━━━━━ Supplied records ━━━━━

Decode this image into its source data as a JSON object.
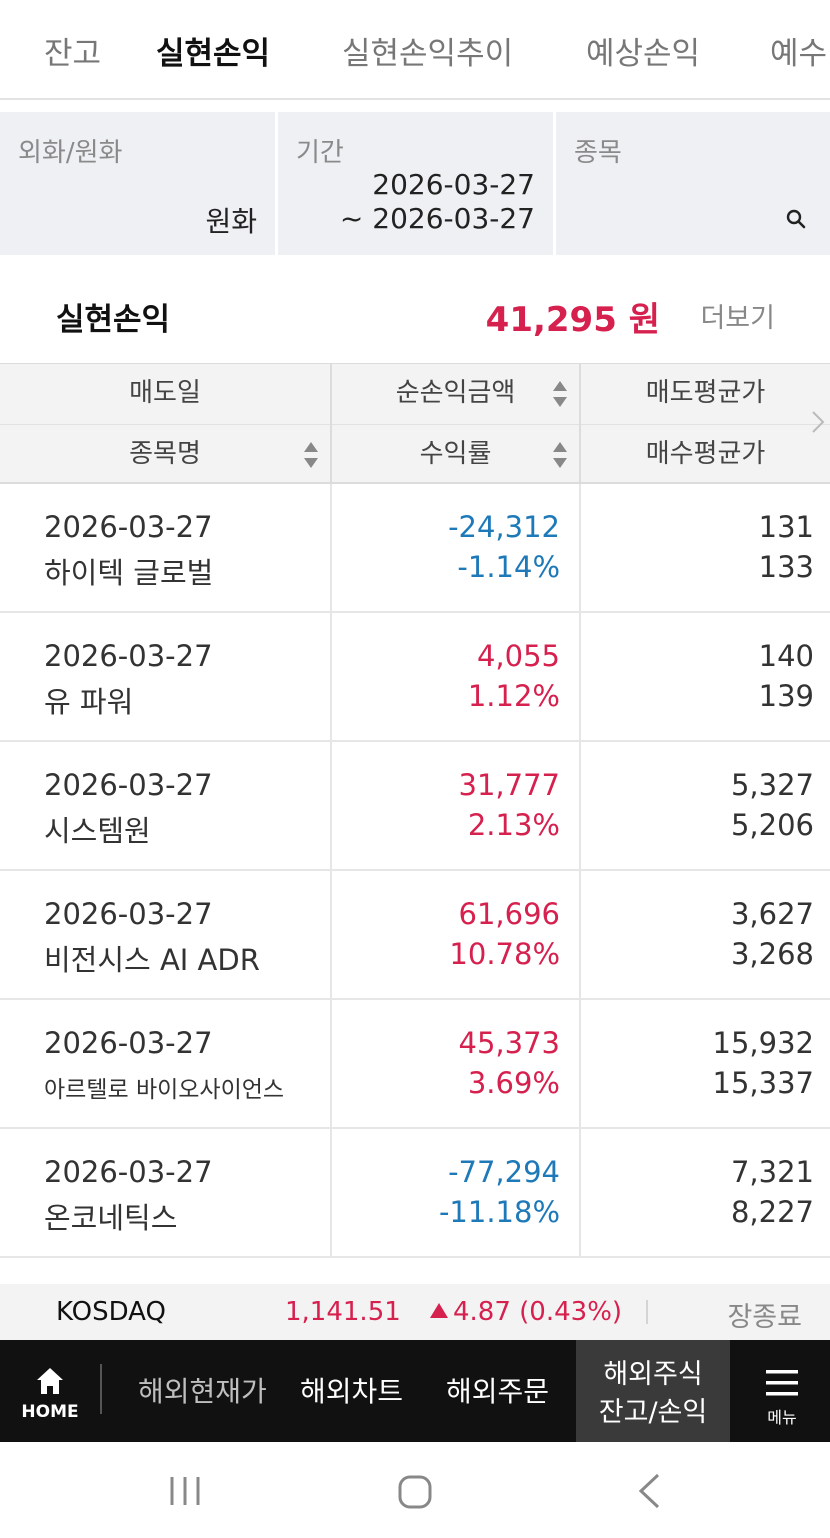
{
  "tabs": [
    {
      "label": "잔고",
      "active": false
    },
    {
      "label": "실현손익",
      "active": true
    },
    {
      "label": "실현손익추이",
      "active": false
    },
    {
      "label": "예상손익",
      "active": false
    },
    {
      "label": "예수",
      "active": false
    }
  ],
  "filters": {
    "currency_label": "외화/원화",
    "currency_value": "원화",
    "period_label": "기간",
    "period_start": "2026-03-27",
    "period_end": "~ 2026-03-27",
    "stock_label": "종목"
  },
  "summary": {
    "label": "실현손익",
    "value": "41,295 원",
    "more": "더보기"
  },
  "table": {
    "headers": {
      "sell_date": "매도일",
      "net_profit": "순손익금액",
      "sell_avg": "매도평균가",
      "stock_name": "종목명",
      "return_rate": "수익률",
      "buy_avg": "매수평균가"
    },
    "rows": [
      {
        "date": "2026-03-27",
        "name": "하이텍 글로벌",
        "amount": "-24,312",
        "rate": "-1.14%",
        "sell": "131",
        "buy": "133",
        "sign": "neg"
      },
      {
        "date": "2026-03-27",
        "name": "유 파워",
        "amount": "4,055",
        "rate": "1.12%",
        "sell": "140",
        "buy": "139",
        "sign": "pos"
      },
      {
        "date": "2026-03-27",
        "name": "시스템원",
        "amount": "31,777",
        "rate": "2.13%",
        "sell": "5,327",
        "buy": "5,206",
        "sign": "pos"
      },
      {
        "date": "2026-03-27",
        "name": "비전시스 AI ADR",
        "amount": "61,696",
        "rate": "10.78%",
        "sell": "3,627",
        "buy": "3,268",
        "sign": "pos"
      },
      {
        "date": "2026-03-27",
        "name": "아르텔로 바이오사이언스",
        "amount": "45,373",
        "rate": "3.69%",
        "sell": "15,932",
        "buy": "15,337",
        "sign": "pos"
      },
      {
        "date": "2026-03-27",
        "name": "온코네틱스",
        "amount": "-77,294",
        "rate": "-11.18%",
        "sell": "7,321",
        "buy": "8,227",
        "sign": "neg"
      }
    ]
  },
  "ticker": {
    "name": "KOSDAQ",
    "value": "1,141.51",
    "change": "4.87 (0.43%)",
    "status": "장종료"
  },
  "bottom_nav": {
    "home": "HOME",
    "items": [
      "해외현재가",
      "해외차트",
      "해외주문"
    ],
    "active_line1": "해외주식",
    "active_line2": "잔고/손익",
    "menu": "메뉴"
  },
  "colors": {
    "positive": "#d6204e",
    "negative": "#1e79b8",
    "nav_bg": "#111111"
  }
}
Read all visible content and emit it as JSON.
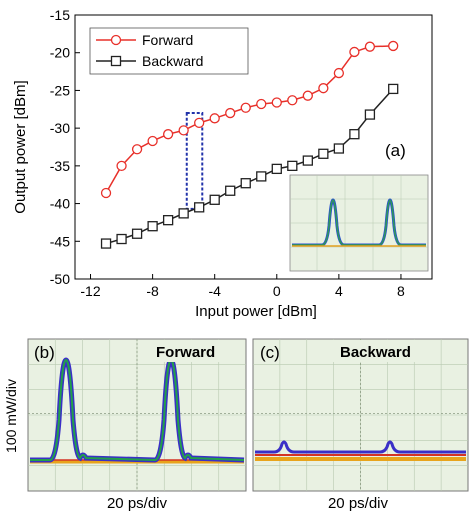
{
  "chart_data": {
    "type": "line",
    "panel_a": {
      "panel_label": "(a)",
      "xlabel": "Input power [dBm]",
      "ylabel": "Output power [dBm]",
      "xlim": [
        -13,
        10
      ],
      "ylim": [
        -50,
        -15
      ],
      "x_ticks": [
        -12,
        -8,
        -4,
        0,
        4,
        8
      ],
      "y_ticks": [
        -15,
        -20,
        -25,
        -30,
        -35,
        -40,
        -45,
        -50
      ],
      "x_tick_labels": [
        "-12",
        "-8",
        "-4",
        "0",
        "4",
        "8"
      ],
      "y_tick_labels": [
        "-15",
        "-20",
        "-25",
        "-30",
        "-35",
        "-40",
        "-45",
        "-50"
      ],
      "legend_position": "top-left",
      "series": [
        {
          "name": "Forward",
          "color": "#e8302a",
          "marker": "circle",
          "x": [
            -11,
            -10,
            -9,
            -8,
            -7,
            -6,
            -5,
            -4,
            -3,
            -2,
            -1,
            0,
            1,
            2,
            3,
            4,
            5,
            6,
            7.5
          ],
          "y": [
            -38.6,
            -35.0,
            -32.8,
            -31.7,
            -30.8,
            -30.3,
            -29.3,
            -28.7,
            -28.0,
            -27.3,
            -26.8,
            -26.6,
            -26.3,
            -25.7,
            -24.7,
            -22.7,
            -19.9,
            -19.2,
            -19.1
          ]
        },
        {
          "name": "Backward",
          "color": "#222222",
          "marker": "square",
          "x": [
            -11,
            -10,
            -9,
            -8,
            -7,
            -6,
            -5,
            -4,
            -3,
            -2,
            -1,
            0,
            1,
            2,
            3,
            4,
            5,
            6,
            7.5
          ],
          "y": [
            -45.3,
            -44.7,
            -44.0,
            -43.0,
            -42.2,
            -41.3,
            -40.5,
            -39.5,
            -38.3,
            -37.3,
            -36.4,
            -35.4,
            -35.0,
            -34.3,
            -33.4,
            -32.7,
            -30.8,
            -28.2,
            -24.8
          ]
        }
      ],
      "highlight_box": {
        "x_range": [
          -5.8,
          -4.8
        ],
        "y_range": [
          -40.7,
          -28.0
        ],
        "color": "#2233aa"
      }
    },
    "panel_b": {
      "panel_label": "(b)",
      "title": "Forward",
      "xlabel": "20 ps/div",
      "peak_level_div": 5.5,
      "baseline_div": 0.2
    },
    "panel_c": {
      "panel_label": "(c)",
      "title": "Backward",
      "xlabel": "20 ps/div",
      "peak_level_div": 1.3,
      "baseline_div": 0.7
    },
    "shared_ylabel_bottom": "100 mW/div"
  }
}
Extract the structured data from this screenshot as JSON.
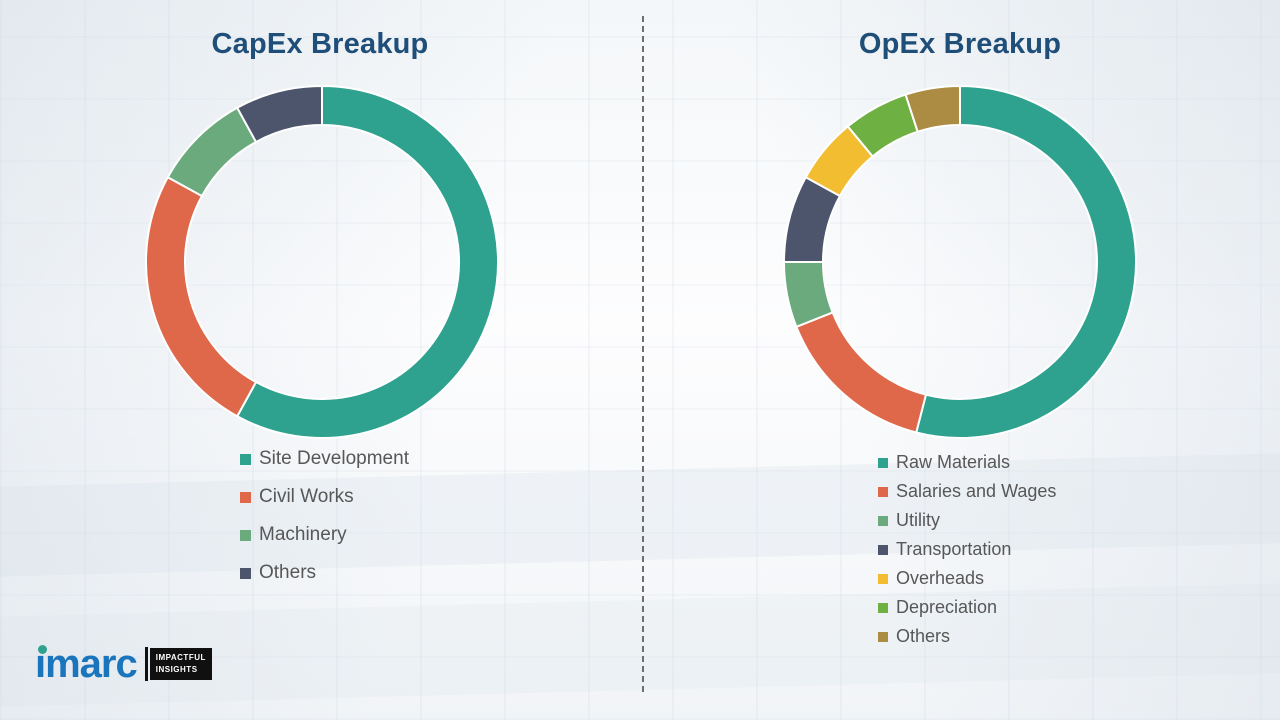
{
  "page": {
    "background_color": "#f5f7f9",
    "divider_style": "vertical-dashed"
  },
  "chart_data": [
    {
      "type": "pie",
      "subtype": "donut",
      "title": "CapEx Breakup",
      "categories": [
        "Site Development",
        "Civil Works",
        "Machinery",
        "Others"
      ],
      "values": [
        58,
        25,
        9,
        8
      ],
      "unit": "percent-estimated",
      "colors": [
        "#2EA28E",
        "#DF684A",
        "#6AAA7D",
        "#4C556C"
      ],
      "legend_position": "below-chart-left",
      "data_labels": false,
      "start_angle": "top",
      "direction": "clockwise"
    },
    {
      "type": "pie",
      "subtype": "donut",
      "title": "OpEx Breakup",
      "categories": [
        "Raw Materials",
        "Salaries and Wages",
        "Utility",
        "Transportation",
        "Overheads",
        "Depreciation",
        "Others"
      ],
      "values": [
        54,
        15,
        6,
        8,
        6,
        6,
        5
      ],
      "unit": "percent-estimated",
      "colors": [
        "#2EA28E",
        "#DF684A",
        "#6AAA7D",
        "#4C556C",
        "#F2BD30",
        "#6FB042",
        "#AC8C42"
      ],
      "legend_position": "below-chart-left",
      "data_labels": false,
      "start_angle": "top",
      "direction": "clockwise"
    }
  ],
  "logo": {
    "wordmark": "imarc",
    "wordmark_dotless": "ımarc",
    "tagline_line1": "IMPACTFUL",
    "tagline_line2": "INSIGHTS"
  },
  "colors": {
    "title_navy": "#1F4E79",
    "legend_text": "#575757",
    "divider_gray": "#6e6e6e",
    "wordmark_blue": "#1B75BC",
    "logo_dot_teal": "#2EA28E",
    "tagline_box": "#101010"
  }
}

━━━━━

Given request
Exactly as written, return every line of the listing, but not the pictures.

Solution to the exercise
Decode this image into its source data as a JSON object.
{
  "tabs": [
    {
      "label": "잔고",
      "active": false
    },
    {
      "label": "실현손익",
      "active": true
    },
    {
      "label": "실현손익추이",
      "active": false
    },
    {
      "label": "예상손익",
      "active": false
    },
    {
      "label": "예수",
      "active": false
    }
  ],
  "filters": {
    "currency_label": "외화/원화",
    "currency_value": "원화",
    "period_label": "기간",
    "period_start": "2026-03-27",
    "period_end": "~ 2026-03-27",
    "stock_label": "종목"
  },
  "summary": {
    "label": "실현손익",
    "value": "41,295 원",
    "more": "더보기"
  },
  "table": {
    "headers": {
      "sell_date": "매도일",
      "net_profit": "순손익금액",
      "sell_avg": "매도평균가",
      "stock_name": "종목명",
      "return_rate": "수익률",
      "buy_avg": "매수평균가"
    },
    "rows": [
      {
        "date": "2026-03-27",
        "name": "하이텍 글로벌",
        "amount": "-24,312",
        "rate": "-1.14%",
        "sell": "131",
        "buy": "133",
        "sign": "neg"
      },
      {
        "date": "2026-03-27",
        "name": "유 파워",
        "amount": "4,055",
        "rate": "1.12%",
        "sell": "140",
        "buy": "139",
        "sign": "pos"
      },
      {
        "date": "2026-03-27",
        "name": "시스템원",
        "amount": "31,777",
        "rate": "2.13%",
        "sell": "5,327",
        "buy": "5,206",
        "sign": "pos"
      },
      {
        "date": "2026-03-27",
        "name": "비전시스 AI ADR",
        "amount": "61,696",
        "rate": "10.78%",
        "sell": "3,627",
        "buy": "3,268",
        "sign": "pos"
      },
      {
        "date": "2026-03-27",
        "name": "아르텔로 바이오사이언스",
        "amount": "45,373",
        "rate": "3.69%",
        "sell": "15,932",
        "buy": "15,337",
        "sign": "pos"
      },
      {
        "date": "2026-03-27",
        "name": "온코네틱스",
        "amount": "-77,294",
        "rate": "-11.18%",
        "sell": "7,321",
        "buy": "8,227",
        "sign": "neg"
      }
    ]
  },
  "ticker": {
    "name": "KOSDAQ",
    "value": "1,141.51",
    "change": "4.87 (0.43%)",
    "status": "장종료"
  },
  "bottom_nav": {
    "home": "HOME",
    "items": [
      "해외현재가",
      "해외차트",
      "해외주문"
    ],
    "active_line1": "해외주식",
    "active_line2": "잔고/손익",
    "menu": "메뉴"
  },
  "colors": {
    "positive": "#d6204e",
    "negative": "#1e79b8",
    "nav_bg": "#111111"
  }
}
Read all visible content and emit it as JSON.
{
  "chart_data": {
    "type": "line",
    "panel_a": {
      "panel_label": "(a)",
      "xlabel": "Input power [dBm]",
      "ylabel": "Output power [dBm]",
      "xlim": [
        -13,
        10
      ],
      "ylim": [
        -50,
        -15
      ],
      "x_ticks": [
        -12,
        -8,
        -4,
        0,
        4,
        8
      ],
      "y_ticks": [
        -15,
        -20,
        -25,
        -30,
        -35,
        -40,
        -45,
        -50
      ],
      "x_tick_labels": [
        "-12",
        "-8",
        "-4",
        "0",
        "4",
        "8"
      ],
      "y_tick_labels": [
        "-15",
        "-20",
        "-25",
        "-30",
        "-35",
        "-40",
        "-45",
        "-50"
      ],
      "legend_position": "top-left",
      "series": [
        {
          "name": "Forward",
          "color": "#e8302a",
          "marker": "circle",
          "x": [
            -11,
            -10,
            -9,
            -8,
            -7,
            -6,
            -5,
            -4,
            -3,
            -2,
            -1,
            0,
            1,
            2,
            3,
            4,
            5,
            6,
            7.5
          ],
          "y": [
            -38.6,
            -35.0,
            -32.8,
            -31.7,
            -30.8,
            -30.3,
            -29.3,
            -28.7,
            -28.0,
            -27.3,
            -26.8,
            -26.6,
            -26.3,
            -25.7,
            -24.7,
            -22.7,
            -19.9,
            -19.2,
            -19.1
          ]
        },
        {
          "name": "Backward",
          "color": "#222222",
          "marker": "square",
          "x": [
            -11,
            -10,
            -9,
            -8,
            -7,
            -6,
            -5,
            -4,
            -3,
            -2,
            -1,
            0,
            1,
            2,
            3,
            4,
            5,
            6,
            7.5
          ],
          "y": [
            -45.3,
            -44.7,
            -44.0,
            -43.0,
            -42.2,
            -41.3,
            -40.5,
            -39.5,
            -38.3,
            -37.3,
            -36.4,
            -35.4,
            -35.0,
            -34.3,
            -33.4,
            -32.7,
            -30.8,
            -28.2,
            -24.8
          ]
        }
      ],
      "highlight_box": {
        "x_range": [
          -5.8,
          -4.8
        ],
        "y_range": [
          -40.7,
          -28.0
        ],
        "color": "#2233aa"
      }
    },
    "panel_b": {
      "panel_label": "(b)",
      "title": "Forward",
      "xlabel": "20 ps/div",
      "peak_level_div": 5.5,
      "baseline_div": 0.2
    },
    "panel_c": {
      "panel_label": "(c)",
      "title": "Backward",
      "xlabel": "20 ps/div",
      "peak_level_div": 1.3,
      "baseline_div": 0.7
    },
    "shared_ylabel_bottom": "100 mW/div"
  }
}
Extract the structured data from this screenshot as JSON.
{
  "page": {
    "background_color": "#f5f7f9",
    "divider_style": "vertical-dashed"
  },
  "chart_data": [
    {
      "type": "pie",
      "subtype": "donut",
      "title": "CapEx Breakup",
      "categories": [
        "Site Development",
        "Civil Works",
        "Machinery",
        "Others"
      ],
      "values": [
        58,
        25,
        9,
        8
      ],
      "unit": "percent-estimated",
      "colors": [
        "#2EA28E",
        "#DF684A",
        "#6AAA7D",
        "#4C556C"
      ],
      "legend_position": "below-chart-left",
      "data_labels": false,
      "start_angle": "top",
      "direction": "clockwise"
    },
    {
      "type": "pie",
      "subtype": "donut",
      "title": "OpEx Breakup",
      "categories": [
        "Raw Materials",
        "Salaries and Wages",
        "Utility",
        "Transportation",
        "Overheads",
        "Depreciation",
        "Others"
      ],
      "values": [
        54,
        15,
        6,
        8,
        6,
        6,
        5
      ],
      "unit": "percent-estimated",
      "colors": [
        "#2EA28E",
        "#DF684A",
        "#6AAA7D",
        "#4C556C",
        "#F2BD30",
        "#6FB042",
        "#AC8C42"
      ],
      "legend_position": "below-chart-left",
      "data_labels": false,
      "start_angle": "top",
      "direction": "clockwise"
    }
  ],
  "logo": {
    "wordmark": "imarc",
    "wordmark_dotless": "ımarc",
    "tagline_line1": "IMPACTFUL",
    "tagline_line2": "INSIGHTS"
  },
  "colors": {
    "title_navy": "#1F4E79",
    "legend_text": "#575757",
    "divider_gray": "#6e6e6e",
    "wordmark_blue": "#1B75BC",
    "logo_dot_teal": "#2EA28E",
    "tagline_box": "#101010"
  }
}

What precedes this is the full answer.